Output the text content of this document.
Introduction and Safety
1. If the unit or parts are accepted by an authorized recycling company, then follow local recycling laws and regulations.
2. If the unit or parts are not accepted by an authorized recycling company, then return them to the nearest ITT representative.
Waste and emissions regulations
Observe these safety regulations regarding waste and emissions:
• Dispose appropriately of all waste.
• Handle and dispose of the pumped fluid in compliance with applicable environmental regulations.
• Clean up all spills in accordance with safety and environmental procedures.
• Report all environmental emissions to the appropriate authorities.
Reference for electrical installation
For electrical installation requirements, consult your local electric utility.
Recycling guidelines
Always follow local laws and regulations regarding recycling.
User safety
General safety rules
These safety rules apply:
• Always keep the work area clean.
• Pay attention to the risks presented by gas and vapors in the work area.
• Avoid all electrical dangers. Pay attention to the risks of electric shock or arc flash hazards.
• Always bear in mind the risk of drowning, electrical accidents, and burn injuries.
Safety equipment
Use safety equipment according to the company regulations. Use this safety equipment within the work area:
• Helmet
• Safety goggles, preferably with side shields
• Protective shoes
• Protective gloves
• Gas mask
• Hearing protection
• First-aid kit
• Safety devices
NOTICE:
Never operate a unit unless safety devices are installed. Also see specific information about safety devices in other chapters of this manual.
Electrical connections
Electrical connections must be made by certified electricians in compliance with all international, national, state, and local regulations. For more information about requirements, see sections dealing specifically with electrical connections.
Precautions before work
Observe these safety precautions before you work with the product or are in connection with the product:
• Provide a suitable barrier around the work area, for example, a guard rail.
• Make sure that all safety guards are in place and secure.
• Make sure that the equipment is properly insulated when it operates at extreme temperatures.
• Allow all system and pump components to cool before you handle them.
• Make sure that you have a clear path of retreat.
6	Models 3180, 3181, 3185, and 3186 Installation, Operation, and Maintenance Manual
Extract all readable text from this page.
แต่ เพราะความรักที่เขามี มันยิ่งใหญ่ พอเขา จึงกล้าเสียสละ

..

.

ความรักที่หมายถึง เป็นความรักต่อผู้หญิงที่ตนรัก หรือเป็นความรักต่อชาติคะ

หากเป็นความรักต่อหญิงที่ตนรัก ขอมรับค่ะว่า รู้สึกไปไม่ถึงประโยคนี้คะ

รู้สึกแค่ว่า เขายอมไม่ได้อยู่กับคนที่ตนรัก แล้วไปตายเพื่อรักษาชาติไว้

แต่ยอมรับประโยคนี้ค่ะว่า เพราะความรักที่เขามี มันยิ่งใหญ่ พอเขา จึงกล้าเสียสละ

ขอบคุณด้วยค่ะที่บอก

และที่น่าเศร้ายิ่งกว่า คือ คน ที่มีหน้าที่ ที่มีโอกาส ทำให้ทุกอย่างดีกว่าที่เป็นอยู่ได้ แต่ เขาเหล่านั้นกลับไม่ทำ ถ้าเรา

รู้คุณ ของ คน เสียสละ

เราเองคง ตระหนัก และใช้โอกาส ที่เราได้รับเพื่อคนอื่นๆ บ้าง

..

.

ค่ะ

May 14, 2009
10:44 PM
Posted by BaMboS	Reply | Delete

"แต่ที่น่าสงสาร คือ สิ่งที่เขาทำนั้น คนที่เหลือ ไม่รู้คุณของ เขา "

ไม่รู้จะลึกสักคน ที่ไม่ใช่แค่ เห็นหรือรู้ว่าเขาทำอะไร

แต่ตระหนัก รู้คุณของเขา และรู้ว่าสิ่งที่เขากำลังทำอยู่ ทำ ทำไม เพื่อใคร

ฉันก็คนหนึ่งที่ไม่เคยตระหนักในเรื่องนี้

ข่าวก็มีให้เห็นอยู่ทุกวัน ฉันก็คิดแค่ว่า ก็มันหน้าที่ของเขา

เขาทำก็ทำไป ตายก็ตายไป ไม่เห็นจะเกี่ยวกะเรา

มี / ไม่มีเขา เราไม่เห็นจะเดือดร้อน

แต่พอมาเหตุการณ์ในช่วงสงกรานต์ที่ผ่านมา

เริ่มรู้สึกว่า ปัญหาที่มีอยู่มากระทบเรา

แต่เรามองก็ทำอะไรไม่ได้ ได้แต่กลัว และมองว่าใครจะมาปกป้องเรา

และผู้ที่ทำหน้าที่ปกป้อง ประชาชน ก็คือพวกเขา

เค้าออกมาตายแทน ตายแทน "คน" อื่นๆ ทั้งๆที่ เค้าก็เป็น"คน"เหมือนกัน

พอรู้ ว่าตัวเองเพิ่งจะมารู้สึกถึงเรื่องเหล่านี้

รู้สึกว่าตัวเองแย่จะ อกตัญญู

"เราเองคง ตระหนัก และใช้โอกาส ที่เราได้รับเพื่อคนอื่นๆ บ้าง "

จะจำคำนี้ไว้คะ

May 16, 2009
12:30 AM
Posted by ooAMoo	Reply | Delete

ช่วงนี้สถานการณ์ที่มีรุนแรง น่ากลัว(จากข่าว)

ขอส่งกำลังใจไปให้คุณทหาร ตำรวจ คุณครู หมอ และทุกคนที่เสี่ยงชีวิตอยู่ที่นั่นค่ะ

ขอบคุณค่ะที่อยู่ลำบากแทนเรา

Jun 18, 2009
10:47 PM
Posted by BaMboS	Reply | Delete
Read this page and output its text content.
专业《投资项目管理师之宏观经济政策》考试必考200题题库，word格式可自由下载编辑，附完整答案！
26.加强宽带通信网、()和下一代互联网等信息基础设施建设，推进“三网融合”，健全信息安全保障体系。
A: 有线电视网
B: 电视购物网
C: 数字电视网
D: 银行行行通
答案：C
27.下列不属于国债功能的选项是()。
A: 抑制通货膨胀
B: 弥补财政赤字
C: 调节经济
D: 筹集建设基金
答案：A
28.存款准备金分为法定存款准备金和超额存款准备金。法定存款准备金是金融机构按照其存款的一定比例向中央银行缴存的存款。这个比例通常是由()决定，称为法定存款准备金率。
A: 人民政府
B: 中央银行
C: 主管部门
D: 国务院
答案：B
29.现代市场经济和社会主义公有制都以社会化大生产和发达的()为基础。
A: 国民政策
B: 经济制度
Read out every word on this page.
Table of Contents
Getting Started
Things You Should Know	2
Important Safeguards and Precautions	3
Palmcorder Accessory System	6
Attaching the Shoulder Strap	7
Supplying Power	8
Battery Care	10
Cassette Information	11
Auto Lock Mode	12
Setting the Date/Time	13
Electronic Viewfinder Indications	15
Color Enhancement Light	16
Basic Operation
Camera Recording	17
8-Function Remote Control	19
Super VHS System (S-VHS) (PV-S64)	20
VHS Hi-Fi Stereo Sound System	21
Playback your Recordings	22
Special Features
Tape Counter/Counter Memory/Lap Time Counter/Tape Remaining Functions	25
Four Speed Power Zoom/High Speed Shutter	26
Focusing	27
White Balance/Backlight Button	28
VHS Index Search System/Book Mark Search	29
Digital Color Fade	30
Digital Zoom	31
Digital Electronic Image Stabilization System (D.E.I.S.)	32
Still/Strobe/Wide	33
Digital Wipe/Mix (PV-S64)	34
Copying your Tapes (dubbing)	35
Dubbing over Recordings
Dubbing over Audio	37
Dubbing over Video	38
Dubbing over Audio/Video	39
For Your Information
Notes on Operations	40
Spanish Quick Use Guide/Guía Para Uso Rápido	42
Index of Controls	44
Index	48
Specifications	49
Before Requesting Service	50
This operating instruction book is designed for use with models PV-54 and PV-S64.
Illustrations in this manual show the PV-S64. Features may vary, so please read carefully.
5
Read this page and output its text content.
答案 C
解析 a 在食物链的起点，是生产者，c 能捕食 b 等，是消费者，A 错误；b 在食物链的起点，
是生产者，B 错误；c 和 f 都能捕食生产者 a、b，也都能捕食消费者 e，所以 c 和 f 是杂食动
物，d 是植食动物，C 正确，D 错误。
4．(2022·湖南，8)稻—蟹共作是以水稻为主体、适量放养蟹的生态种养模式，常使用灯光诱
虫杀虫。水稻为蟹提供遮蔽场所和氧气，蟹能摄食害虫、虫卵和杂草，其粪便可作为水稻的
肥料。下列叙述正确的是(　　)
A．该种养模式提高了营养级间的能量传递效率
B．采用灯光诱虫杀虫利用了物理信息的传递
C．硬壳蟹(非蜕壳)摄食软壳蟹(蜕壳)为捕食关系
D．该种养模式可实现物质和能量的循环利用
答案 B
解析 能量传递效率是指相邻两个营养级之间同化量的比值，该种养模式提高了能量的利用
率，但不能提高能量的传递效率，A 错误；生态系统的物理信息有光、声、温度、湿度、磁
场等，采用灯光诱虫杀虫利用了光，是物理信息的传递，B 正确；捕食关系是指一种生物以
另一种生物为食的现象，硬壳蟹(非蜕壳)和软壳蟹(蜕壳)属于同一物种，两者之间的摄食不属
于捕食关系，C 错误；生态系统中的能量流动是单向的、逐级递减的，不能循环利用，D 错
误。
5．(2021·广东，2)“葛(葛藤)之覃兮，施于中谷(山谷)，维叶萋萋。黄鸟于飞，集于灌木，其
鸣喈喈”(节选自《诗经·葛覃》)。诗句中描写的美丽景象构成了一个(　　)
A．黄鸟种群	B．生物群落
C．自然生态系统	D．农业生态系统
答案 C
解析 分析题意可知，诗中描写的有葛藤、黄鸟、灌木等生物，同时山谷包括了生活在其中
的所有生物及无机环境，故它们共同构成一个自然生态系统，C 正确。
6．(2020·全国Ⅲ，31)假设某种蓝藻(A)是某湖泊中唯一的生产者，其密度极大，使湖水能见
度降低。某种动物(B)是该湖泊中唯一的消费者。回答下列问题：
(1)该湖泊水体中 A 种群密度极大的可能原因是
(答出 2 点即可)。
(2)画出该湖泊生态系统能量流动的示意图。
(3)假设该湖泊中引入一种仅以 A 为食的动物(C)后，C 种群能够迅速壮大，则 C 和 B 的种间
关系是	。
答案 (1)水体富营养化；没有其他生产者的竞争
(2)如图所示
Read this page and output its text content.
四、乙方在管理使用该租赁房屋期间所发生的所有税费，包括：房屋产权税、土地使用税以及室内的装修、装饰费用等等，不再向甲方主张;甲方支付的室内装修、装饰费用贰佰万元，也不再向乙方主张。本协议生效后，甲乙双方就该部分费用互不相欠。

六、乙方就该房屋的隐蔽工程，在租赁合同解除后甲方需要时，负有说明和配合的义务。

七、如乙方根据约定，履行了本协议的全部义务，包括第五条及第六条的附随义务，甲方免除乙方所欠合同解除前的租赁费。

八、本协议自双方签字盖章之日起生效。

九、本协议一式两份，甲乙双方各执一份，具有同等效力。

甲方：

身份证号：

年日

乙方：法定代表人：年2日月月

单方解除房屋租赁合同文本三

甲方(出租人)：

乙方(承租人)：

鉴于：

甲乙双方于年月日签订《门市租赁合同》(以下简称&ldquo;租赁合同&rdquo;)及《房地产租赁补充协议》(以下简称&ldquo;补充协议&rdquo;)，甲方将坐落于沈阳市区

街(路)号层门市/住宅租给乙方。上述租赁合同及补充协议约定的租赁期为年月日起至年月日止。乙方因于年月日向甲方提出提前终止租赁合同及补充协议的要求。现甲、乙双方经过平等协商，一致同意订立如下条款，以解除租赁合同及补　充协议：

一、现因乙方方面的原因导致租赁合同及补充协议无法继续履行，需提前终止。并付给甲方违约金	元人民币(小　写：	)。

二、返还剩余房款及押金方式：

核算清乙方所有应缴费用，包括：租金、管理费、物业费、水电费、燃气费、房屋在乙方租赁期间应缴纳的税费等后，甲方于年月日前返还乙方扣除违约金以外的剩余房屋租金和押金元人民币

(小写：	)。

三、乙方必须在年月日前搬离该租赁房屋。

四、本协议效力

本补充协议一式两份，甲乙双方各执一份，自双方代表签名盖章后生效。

WRITTEN PROBLEM:
Pick out the lines containing the string "ขอบค".

WORKED SOLUTION:
ขอบคุณด้วยค่ะที่บอก
ขอบคุณค่ะที่อยู่ลำบากแทนเรา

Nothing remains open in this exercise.